# start of Given data

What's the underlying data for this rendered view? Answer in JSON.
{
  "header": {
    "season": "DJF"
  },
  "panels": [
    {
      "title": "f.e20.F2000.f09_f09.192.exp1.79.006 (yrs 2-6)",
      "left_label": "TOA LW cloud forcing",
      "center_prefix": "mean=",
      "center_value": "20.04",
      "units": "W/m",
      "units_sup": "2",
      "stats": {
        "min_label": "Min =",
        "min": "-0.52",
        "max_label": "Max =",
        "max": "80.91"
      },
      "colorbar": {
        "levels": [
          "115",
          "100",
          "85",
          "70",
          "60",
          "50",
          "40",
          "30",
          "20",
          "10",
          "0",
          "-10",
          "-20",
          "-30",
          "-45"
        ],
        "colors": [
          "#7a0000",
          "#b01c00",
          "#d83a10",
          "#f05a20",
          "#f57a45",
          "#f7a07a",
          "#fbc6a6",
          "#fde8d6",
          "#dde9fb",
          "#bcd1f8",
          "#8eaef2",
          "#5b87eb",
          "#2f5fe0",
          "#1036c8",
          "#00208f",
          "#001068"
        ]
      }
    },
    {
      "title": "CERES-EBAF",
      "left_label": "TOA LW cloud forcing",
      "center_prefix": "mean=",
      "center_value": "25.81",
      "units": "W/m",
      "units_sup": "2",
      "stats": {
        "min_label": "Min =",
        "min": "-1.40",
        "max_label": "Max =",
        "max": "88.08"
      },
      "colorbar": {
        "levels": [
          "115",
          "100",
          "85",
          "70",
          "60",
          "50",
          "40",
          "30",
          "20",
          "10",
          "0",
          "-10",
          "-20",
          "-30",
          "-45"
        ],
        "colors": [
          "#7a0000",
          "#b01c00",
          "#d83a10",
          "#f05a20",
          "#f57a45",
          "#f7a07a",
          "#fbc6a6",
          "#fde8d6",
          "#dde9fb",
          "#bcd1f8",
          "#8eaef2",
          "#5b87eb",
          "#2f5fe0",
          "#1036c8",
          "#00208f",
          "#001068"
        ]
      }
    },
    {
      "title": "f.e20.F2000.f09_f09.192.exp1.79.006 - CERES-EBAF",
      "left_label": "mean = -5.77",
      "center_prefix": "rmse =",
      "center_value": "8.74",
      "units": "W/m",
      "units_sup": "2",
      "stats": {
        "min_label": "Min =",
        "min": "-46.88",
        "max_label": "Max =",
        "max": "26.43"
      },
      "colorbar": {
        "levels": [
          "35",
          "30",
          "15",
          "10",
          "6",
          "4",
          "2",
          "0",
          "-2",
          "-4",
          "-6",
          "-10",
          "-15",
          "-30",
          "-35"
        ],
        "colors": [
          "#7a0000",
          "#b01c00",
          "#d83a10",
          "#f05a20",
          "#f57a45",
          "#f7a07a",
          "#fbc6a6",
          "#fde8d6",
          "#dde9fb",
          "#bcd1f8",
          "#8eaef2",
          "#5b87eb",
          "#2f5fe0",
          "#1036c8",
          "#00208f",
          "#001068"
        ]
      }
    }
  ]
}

# end of Given data

* What the exercise asks *
Would you give the material above again, complete and exact?

* Answer in full *
What's the underlying data for this rendered view? Answer in JSON.
{
  "header": {
    "season": "DJF"
  },
  "panels": [
    {
      "title": "f.e20.F2000.f09_f09.192.exp1.79.006 (yrs 2-6)",
      "left_label": "TOA LW cloud forcing",
      "center_prefix": "mean=",
      "center_value": "20.04",
      "units": "W/m",
      "units_sup": "2",
      "stats": {
        "min_label": "Min =",
        "min": "-0.52",
        "max_label": "Max =",
        "max": "80.91"
      },
      "colorbar": {
        "levels": [
          "115",
          "100",
          "85",
          "70",
          "60",
          "50",
          "40",
          "30",
          "20",
          "10",
          "0",
          "-10",
          "-20",
          "-30",
          "-45"
        ],
        "colors": [
          "#7a0000",
          "#b01c00",
          "#d83a10",
          "#f05a20",
          "#f57a45",
          "#f7a07a",
          "#fbc6a6",
          "#fde8d6",
          "#dde9fb",
          "#bcd1f8",
          "#8eaef2",
          "#5b87eb",
          "#2f5fe0",
          "#1036c8",
          "#00208f",
          "#001068"
        ]
      }
    },
    {
      "title": "CERES-EBAF",
      "left_label": "TOA LW cloud forcing",
      "center_prefix": "mean=",
      "center_value": "25.81",
      "units": "W/m",
      "units_sup": "2",
      "stats": {
        "min_label": "Min =",
        "min": "-1.40",
        "max_label": "Max =",
        "max": "88.08"
      },
      "colorbar": {
        "levels": [
          "115",
          "100",
          "85",
          "70",
          "60",
          "50",
          "40",
          "30",
          "20",
          "10",
          "0",
          "-10",
          "-20",
          "-30",
          "-45"
        ],
        "colors": [
          "#7a0000",
          "#b01c00",
          "#d83a10",
          "#f05a20",
          "#f57a45",
          "#f7a07a",
          "#fbc6a6",
          "#fde8d6",
          "#dde9fb",
          "#bcd1f8",
          "#8eaef2",
          "#5b87eb",
          "#2f5fe0",
          "#1036c8",
          "#00208f",
          "#001068"
        ]
      }
    },
    {
      "title": "f.e20.F2000.f09_f09.192.exp1.79.006 - CERES-EBAF",
      "left_label": "mean = -5.77",
      "center_prefix": "rmse =",
      "center_value": "8.74",
      "units": "W/m",
      "units_sup": "2",
      "stats": {
        "min_label": "Min =",
        "min": "-46.88",
        "max_label": "Max =",
        "max": "26.43"
      },
      "colorbar": {
        "levels": [
          "35",
          "30",
          "15",
          "10",
          "6",
          "4",
          "2",
          "0",
          "-2",
          "-4",
          "-6",
          "-10",
          "-15",
          "-30",
          "-35"
        ],
        "colors": [
          "#7a0000",
          "#b01c00",
          "#d83a10",
          "#f05a20",
          "#f57a45",
          "#f7a07a",
          "#fbc6a6",
          "#fde8d6",
          "#dde9fb",
          "#bcd1f8",
          "#8eaef2",
          "#5b87eb",
          "#2f5fe0",
          "#1036c8",
          "#00208f",
          "#001068"
        ]
      }
    }
  ]
}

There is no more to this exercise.